**EXERCISE**
Scan the data below. Pull out each line where "content" occurs.

[Data records]
== == ==

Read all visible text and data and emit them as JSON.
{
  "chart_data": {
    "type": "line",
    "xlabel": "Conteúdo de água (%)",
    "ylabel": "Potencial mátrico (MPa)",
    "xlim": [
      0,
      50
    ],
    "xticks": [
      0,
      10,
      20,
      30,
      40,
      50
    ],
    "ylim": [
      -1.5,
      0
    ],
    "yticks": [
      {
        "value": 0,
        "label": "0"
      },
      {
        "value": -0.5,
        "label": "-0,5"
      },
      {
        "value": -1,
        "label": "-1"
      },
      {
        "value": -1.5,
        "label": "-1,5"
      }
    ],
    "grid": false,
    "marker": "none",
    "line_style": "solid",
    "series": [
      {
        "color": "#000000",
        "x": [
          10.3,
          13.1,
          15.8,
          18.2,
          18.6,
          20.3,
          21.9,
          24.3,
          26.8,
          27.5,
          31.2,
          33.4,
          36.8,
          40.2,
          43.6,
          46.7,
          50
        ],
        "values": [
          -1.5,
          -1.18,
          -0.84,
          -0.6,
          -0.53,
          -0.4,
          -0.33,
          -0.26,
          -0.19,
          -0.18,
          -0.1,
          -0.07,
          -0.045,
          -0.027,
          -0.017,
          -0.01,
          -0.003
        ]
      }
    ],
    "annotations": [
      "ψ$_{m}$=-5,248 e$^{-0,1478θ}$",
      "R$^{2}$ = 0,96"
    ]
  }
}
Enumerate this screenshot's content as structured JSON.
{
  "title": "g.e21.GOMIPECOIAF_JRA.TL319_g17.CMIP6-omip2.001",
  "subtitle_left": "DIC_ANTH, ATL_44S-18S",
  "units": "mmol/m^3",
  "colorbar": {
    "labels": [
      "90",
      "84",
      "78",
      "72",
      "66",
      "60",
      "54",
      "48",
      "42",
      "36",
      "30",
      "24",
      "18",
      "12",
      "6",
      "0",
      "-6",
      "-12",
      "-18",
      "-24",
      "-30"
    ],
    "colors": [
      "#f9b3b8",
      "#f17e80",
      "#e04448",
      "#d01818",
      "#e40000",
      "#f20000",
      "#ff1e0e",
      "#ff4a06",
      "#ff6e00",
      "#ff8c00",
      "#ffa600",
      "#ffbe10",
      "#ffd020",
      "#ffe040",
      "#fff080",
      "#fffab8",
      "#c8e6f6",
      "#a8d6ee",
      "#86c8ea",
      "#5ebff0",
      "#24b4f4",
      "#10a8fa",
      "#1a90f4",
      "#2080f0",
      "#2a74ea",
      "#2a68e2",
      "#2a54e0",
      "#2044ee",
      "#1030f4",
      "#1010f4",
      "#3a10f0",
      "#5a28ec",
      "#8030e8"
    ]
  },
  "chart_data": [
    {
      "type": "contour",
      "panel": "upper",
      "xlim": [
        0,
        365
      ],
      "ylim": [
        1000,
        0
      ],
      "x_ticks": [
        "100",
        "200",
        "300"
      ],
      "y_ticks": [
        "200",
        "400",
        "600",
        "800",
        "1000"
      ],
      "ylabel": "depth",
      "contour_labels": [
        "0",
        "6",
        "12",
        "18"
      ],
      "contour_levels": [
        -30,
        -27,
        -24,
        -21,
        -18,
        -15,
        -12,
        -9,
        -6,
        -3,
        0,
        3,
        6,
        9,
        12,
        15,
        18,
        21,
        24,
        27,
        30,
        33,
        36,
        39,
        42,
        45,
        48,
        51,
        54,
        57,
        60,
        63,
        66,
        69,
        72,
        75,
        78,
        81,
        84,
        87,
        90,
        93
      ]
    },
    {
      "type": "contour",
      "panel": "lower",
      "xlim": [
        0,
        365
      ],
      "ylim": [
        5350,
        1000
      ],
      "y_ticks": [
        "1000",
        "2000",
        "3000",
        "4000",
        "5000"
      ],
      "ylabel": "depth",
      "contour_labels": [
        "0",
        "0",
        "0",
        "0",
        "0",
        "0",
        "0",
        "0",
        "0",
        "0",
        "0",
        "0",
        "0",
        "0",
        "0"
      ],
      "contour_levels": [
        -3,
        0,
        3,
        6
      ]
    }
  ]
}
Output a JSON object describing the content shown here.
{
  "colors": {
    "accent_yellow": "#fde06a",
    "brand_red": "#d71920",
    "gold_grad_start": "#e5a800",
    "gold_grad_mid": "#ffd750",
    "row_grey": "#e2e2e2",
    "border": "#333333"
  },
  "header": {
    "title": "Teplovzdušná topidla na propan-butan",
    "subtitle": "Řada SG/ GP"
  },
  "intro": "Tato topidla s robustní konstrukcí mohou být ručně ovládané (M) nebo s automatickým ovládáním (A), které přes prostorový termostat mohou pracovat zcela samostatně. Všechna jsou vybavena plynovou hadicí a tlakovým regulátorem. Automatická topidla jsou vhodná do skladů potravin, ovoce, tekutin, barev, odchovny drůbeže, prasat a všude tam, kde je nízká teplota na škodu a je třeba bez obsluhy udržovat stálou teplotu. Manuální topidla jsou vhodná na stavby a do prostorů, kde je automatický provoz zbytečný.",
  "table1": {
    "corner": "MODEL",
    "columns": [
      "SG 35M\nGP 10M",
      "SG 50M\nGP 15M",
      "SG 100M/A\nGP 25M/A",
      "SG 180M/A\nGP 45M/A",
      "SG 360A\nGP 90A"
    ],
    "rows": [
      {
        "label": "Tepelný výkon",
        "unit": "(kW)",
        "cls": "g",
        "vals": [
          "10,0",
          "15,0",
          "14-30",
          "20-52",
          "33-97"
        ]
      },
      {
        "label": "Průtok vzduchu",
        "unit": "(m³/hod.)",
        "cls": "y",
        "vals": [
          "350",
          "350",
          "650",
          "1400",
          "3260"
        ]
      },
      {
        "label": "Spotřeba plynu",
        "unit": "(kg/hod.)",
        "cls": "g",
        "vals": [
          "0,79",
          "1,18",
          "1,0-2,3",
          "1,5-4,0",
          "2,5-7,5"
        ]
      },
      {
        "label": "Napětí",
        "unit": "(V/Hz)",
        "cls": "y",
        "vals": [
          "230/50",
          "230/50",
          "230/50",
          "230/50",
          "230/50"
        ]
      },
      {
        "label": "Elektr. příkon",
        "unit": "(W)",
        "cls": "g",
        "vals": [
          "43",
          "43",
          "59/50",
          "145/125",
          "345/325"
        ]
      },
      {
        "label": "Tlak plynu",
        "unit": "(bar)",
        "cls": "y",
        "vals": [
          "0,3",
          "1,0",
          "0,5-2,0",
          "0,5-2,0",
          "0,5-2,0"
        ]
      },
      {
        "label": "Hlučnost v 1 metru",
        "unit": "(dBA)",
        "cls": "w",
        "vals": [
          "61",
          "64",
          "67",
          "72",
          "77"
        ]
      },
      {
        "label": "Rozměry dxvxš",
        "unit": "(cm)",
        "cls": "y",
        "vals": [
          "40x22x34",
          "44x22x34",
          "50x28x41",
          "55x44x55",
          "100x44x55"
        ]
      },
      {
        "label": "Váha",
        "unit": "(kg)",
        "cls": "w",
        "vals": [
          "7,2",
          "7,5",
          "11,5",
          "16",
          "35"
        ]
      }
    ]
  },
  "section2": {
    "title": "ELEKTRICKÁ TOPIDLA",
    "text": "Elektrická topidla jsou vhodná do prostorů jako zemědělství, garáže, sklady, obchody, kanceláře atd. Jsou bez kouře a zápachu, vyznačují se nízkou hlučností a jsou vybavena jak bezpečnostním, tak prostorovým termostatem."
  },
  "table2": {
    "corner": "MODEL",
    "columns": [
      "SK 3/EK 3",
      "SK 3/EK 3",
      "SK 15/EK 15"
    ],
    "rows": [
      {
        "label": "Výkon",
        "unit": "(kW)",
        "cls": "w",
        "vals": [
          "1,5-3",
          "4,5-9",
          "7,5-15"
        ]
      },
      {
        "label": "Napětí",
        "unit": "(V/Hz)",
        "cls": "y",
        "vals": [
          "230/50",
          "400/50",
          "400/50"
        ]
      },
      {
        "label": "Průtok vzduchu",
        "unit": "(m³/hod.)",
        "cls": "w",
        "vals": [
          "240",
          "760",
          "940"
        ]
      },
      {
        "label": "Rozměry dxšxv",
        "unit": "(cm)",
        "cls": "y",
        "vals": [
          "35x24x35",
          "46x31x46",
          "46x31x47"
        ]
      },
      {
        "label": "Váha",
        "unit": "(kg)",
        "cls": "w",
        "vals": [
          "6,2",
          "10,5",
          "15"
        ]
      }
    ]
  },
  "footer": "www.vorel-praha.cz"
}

== == ==

**SOLUTION**
Enumerate this screenshot's content as structured JSON.
Output a JSON object describing the content shown here.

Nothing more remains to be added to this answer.